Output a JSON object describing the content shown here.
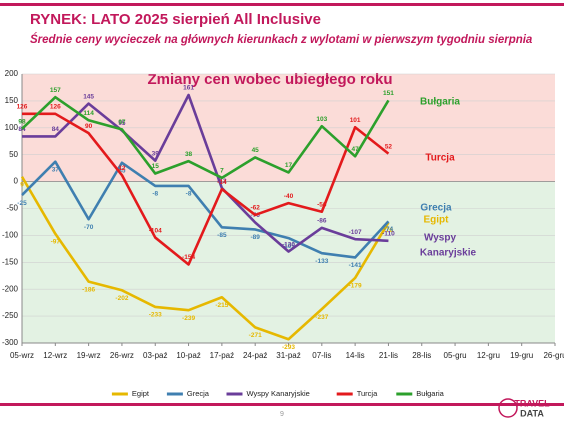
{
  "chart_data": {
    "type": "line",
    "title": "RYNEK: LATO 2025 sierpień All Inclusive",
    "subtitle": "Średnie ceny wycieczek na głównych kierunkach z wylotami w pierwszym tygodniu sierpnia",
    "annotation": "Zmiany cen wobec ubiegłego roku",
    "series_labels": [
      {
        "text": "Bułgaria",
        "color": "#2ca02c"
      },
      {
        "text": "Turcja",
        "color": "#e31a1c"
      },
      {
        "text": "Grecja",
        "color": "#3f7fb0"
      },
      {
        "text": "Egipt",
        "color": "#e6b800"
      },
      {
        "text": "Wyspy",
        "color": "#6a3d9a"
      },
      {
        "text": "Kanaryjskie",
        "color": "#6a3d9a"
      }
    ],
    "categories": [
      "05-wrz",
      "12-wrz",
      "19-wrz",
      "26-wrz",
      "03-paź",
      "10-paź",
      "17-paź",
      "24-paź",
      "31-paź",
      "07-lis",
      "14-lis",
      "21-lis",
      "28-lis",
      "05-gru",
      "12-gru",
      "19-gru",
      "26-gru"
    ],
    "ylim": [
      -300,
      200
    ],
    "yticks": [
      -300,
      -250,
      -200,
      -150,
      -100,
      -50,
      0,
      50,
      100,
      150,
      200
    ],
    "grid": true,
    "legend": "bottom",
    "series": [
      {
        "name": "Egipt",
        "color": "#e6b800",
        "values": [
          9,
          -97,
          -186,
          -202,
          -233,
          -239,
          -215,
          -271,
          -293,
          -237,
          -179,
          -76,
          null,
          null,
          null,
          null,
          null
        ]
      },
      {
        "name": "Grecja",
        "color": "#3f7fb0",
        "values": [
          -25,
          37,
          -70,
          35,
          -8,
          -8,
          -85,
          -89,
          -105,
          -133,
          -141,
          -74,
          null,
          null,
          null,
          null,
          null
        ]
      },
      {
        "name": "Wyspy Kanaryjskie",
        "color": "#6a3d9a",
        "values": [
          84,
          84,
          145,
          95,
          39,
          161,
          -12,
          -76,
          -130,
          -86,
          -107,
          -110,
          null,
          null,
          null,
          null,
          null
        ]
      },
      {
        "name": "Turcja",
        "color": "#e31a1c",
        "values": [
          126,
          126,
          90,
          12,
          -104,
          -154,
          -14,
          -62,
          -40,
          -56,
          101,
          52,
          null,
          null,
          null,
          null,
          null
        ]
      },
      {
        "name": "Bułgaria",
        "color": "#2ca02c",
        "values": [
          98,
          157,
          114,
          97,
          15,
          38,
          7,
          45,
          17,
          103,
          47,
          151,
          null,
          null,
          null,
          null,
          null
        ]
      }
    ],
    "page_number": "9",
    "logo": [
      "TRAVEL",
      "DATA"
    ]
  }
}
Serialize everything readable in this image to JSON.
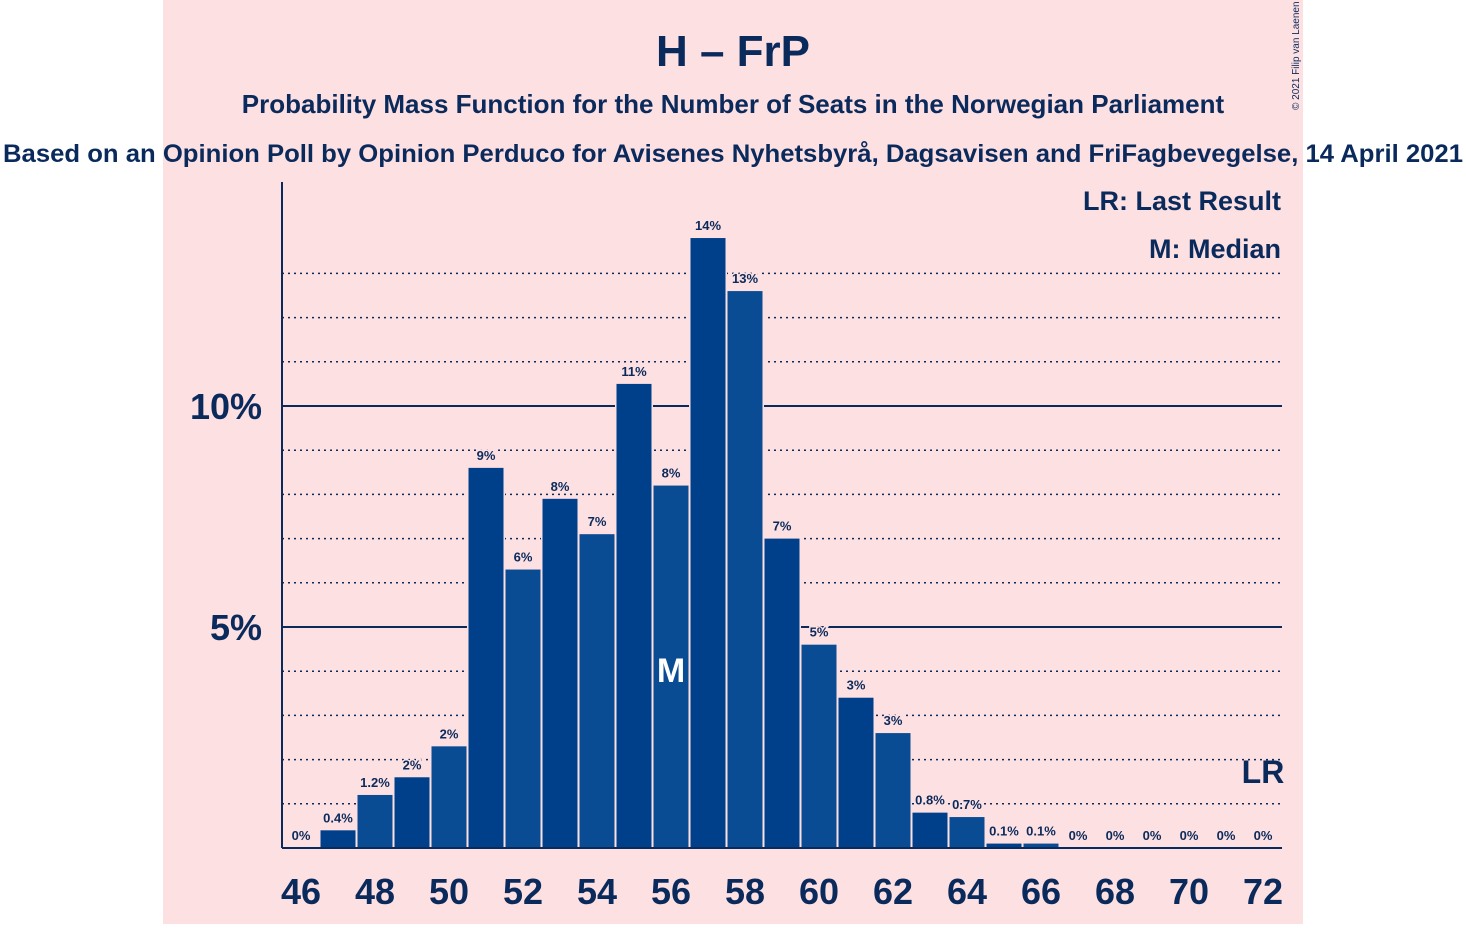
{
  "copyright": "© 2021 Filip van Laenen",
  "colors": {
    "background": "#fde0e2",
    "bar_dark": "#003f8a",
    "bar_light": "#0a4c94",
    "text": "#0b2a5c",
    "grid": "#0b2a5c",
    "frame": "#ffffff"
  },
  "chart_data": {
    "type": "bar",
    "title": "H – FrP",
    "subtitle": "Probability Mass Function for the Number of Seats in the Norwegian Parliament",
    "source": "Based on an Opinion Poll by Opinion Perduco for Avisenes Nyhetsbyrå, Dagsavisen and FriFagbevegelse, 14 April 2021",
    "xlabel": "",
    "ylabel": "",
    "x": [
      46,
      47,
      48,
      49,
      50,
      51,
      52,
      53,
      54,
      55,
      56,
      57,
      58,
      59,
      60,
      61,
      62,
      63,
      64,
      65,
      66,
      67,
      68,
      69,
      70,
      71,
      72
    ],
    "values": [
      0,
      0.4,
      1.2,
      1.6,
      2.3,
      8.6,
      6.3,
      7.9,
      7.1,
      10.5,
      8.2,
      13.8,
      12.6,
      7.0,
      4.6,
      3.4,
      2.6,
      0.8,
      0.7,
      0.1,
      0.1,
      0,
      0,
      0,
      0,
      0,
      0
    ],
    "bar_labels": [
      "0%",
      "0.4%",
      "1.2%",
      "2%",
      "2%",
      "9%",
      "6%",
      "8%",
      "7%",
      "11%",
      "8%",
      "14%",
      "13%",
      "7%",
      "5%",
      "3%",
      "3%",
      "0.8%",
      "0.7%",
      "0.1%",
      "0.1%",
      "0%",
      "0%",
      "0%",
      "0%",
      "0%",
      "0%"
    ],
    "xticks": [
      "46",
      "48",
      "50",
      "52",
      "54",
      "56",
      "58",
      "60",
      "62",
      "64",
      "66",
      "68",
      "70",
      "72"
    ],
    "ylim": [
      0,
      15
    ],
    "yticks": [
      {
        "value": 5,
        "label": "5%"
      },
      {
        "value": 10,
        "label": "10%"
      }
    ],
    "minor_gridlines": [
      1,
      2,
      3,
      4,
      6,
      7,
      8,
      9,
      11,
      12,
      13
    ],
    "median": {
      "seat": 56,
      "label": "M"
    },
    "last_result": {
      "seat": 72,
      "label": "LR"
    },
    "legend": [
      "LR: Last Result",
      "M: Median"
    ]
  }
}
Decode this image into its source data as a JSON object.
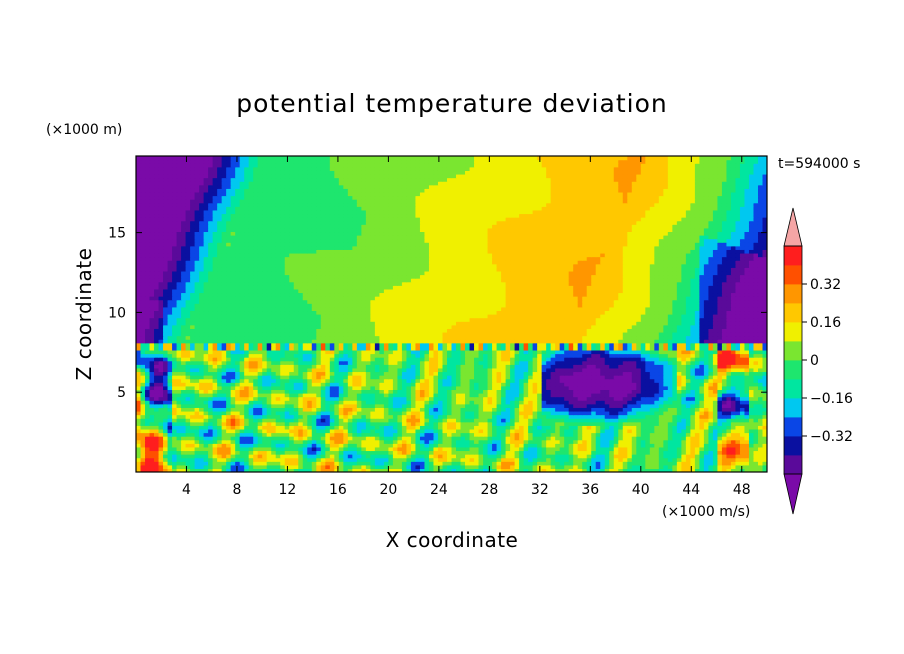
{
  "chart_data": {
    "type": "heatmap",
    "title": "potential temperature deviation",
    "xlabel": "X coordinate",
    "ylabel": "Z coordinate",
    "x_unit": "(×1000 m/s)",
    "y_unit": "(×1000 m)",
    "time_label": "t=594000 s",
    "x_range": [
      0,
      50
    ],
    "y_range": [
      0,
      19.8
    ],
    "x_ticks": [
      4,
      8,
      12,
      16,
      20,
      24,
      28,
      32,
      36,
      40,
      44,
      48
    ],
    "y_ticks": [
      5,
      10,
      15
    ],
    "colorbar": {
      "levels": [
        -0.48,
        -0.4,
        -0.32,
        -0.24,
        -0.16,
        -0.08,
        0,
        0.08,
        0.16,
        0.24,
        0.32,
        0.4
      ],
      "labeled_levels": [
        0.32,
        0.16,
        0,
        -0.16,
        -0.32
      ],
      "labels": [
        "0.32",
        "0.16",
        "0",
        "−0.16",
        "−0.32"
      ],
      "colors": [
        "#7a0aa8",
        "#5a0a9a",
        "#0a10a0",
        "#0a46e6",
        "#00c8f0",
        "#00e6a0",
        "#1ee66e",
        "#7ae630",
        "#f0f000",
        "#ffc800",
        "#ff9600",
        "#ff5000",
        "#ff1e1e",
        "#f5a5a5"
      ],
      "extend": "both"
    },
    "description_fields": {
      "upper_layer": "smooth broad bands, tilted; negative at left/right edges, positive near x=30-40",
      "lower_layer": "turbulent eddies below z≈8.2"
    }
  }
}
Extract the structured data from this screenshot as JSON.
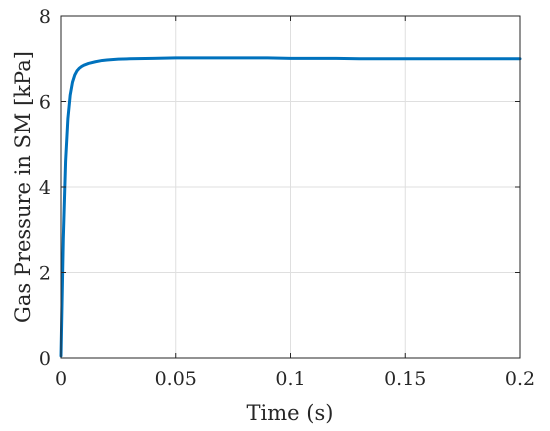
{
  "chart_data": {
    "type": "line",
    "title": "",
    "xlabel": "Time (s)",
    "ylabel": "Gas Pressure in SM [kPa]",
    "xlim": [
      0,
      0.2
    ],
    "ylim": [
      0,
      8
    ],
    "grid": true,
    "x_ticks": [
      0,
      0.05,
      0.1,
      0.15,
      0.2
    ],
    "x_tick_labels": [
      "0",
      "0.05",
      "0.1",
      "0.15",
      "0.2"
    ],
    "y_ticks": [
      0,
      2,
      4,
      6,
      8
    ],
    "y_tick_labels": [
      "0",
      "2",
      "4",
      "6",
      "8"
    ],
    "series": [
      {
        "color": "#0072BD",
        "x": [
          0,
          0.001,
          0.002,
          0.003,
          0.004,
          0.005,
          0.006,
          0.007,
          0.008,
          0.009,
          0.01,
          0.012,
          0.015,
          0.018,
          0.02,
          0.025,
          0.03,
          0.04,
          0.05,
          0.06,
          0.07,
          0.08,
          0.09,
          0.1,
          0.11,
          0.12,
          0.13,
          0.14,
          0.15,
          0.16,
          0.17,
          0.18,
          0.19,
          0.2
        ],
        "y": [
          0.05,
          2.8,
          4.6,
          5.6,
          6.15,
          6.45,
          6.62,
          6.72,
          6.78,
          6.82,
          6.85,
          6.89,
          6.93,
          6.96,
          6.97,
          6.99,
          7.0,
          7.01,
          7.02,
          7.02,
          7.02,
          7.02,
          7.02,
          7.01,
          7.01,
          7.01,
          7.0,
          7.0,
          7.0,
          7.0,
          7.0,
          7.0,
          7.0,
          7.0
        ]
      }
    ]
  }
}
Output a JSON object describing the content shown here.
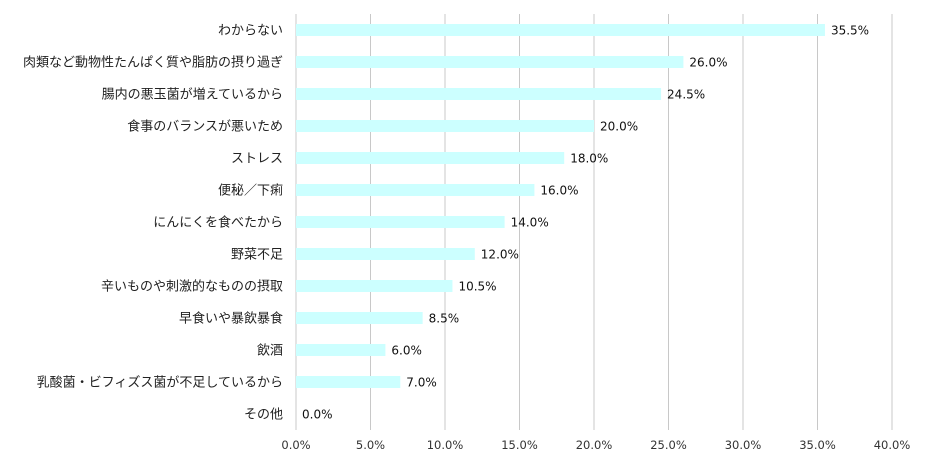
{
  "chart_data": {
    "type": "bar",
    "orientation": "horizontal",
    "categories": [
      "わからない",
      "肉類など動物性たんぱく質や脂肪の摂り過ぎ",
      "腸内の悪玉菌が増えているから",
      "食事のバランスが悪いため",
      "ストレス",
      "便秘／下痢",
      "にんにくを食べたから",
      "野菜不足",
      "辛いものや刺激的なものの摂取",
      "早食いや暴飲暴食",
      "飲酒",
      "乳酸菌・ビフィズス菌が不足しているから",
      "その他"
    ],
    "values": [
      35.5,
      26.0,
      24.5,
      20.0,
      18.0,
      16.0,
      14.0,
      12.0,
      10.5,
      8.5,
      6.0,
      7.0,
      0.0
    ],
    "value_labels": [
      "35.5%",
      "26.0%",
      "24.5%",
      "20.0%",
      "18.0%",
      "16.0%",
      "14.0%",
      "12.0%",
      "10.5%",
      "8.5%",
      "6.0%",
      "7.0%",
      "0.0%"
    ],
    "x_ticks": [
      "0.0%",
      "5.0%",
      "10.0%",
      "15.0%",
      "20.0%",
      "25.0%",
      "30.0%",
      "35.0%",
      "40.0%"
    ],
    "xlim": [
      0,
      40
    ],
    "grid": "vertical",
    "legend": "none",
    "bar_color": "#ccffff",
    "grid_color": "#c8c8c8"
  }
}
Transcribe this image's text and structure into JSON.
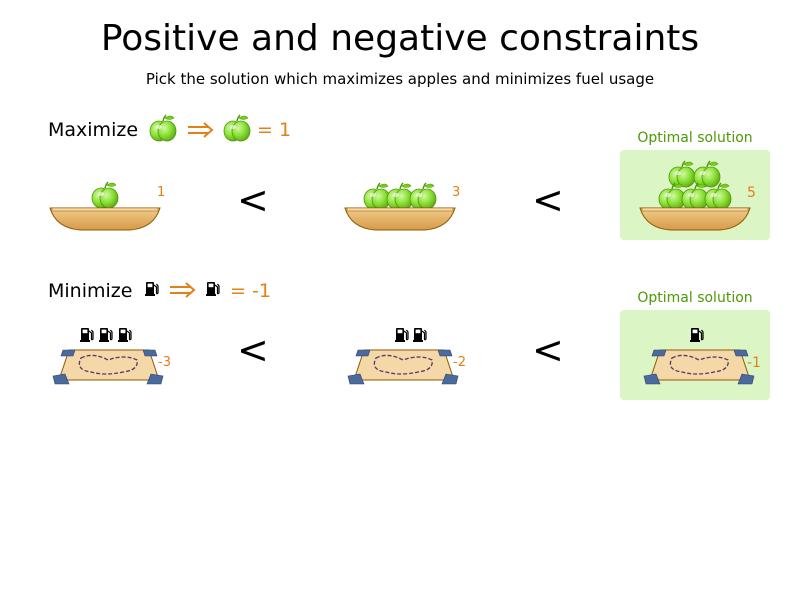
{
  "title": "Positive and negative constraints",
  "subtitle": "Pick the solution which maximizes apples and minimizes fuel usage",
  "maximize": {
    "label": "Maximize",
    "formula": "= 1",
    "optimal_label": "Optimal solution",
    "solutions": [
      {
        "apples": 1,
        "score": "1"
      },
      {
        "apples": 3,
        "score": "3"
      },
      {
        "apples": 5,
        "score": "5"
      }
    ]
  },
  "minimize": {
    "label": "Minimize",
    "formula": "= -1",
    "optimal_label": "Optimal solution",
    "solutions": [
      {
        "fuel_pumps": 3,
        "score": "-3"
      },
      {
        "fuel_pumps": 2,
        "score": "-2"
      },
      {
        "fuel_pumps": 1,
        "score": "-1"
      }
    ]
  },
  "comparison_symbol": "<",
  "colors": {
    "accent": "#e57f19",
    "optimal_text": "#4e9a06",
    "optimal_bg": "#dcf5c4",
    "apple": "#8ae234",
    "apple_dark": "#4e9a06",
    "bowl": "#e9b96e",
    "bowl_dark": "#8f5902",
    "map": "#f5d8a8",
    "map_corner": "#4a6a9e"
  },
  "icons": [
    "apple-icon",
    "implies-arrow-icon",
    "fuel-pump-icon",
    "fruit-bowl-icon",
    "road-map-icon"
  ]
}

*Exercise*. Pass over all pictures while writing out the lines from the line with "Transcribe this image's" through the last line exactly.

*Task response*.
Transcribe this image's text and structure into JSON.
{
  "title": "Positive and negative constraints",
  "subtitle": "Pick the solution which maximizes apples and minimizes fuel usage",
  "maximize": {
    "label": "Maximize",
    "formula": "= 1",
    "optimal_label": "Optimal solution",
    "solutions": [
      {
        "apples": 1,
        "score": "1"
      },
      {
        "apples": 3,
        "score": "3"
      },
      {
        "apples": 5,
        "score": "5"
      }
    ]
  },
  "minimize": {
    "label": "Minimize",
    "formula": "= -1",
    "optimal_label": "Optimal solution",
    "solutions": [
      {
        "fuel_pumps": 3,
        "score": "-3"
      },
      {
        "fuel_pumps": 2,
        "score": "-2"
      },
      {
        "fuel_pumps": 1,
        "score": "-1"
      }
    ]
  },
  "comparison_symbol": "<",
  "colors": {
    "accent": "#e57f19",
    "optimal_text": "#4e9a06",
    "optimal_bg": "#dcf5c4",
    "apple": "#8ae234",
    "apple_dark": "#4e9a06",
    "bowl": "#e9b96e",
    "bowl_dark": "#8f5902",
    "map": "#f5d8a8",
    "map_corner": "#4a6a9e"
  },
  "icons": [
    "apple-icon",
    "implies-arrow-icon",
    "fuel-pump-icon",
    "fruit-bowl-icon",
    "road-map-icon"
  ]
}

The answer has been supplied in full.